Go over the entries below line by line, copying each one that contains the word "กรมก".

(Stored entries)
--------------------------------------------------

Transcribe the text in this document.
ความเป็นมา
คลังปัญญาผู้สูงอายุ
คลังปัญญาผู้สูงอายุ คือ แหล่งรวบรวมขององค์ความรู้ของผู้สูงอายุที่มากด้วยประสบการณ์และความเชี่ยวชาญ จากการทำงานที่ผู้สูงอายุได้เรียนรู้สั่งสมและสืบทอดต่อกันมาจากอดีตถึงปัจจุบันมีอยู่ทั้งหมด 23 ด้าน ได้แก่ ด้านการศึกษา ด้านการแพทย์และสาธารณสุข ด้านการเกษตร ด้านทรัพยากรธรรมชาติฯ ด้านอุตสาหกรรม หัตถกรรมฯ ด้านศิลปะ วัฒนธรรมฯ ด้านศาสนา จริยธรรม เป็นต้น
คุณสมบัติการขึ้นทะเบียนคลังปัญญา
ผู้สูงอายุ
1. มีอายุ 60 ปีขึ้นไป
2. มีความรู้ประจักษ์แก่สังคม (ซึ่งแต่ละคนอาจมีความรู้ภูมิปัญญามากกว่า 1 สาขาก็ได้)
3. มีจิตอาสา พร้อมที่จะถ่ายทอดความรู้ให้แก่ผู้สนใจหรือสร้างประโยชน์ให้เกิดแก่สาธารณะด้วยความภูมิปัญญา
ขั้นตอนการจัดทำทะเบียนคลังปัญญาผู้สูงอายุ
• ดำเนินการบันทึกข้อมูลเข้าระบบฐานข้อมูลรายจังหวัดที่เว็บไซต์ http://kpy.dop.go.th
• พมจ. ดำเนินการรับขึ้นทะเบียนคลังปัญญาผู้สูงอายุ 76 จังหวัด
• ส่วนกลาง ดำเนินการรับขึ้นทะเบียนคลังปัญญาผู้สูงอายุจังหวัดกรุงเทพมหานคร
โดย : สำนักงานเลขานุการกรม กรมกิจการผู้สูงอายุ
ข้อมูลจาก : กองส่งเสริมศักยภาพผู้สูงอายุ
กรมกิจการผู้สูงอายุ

--------------------------------------------------

• _ANSWER TO THIS EXERCISE_:
โดย : สำนักงานเลขานุการกรม กรมกิจการผู้สูงอายุ
กรมกิจการผู้สูงอายุ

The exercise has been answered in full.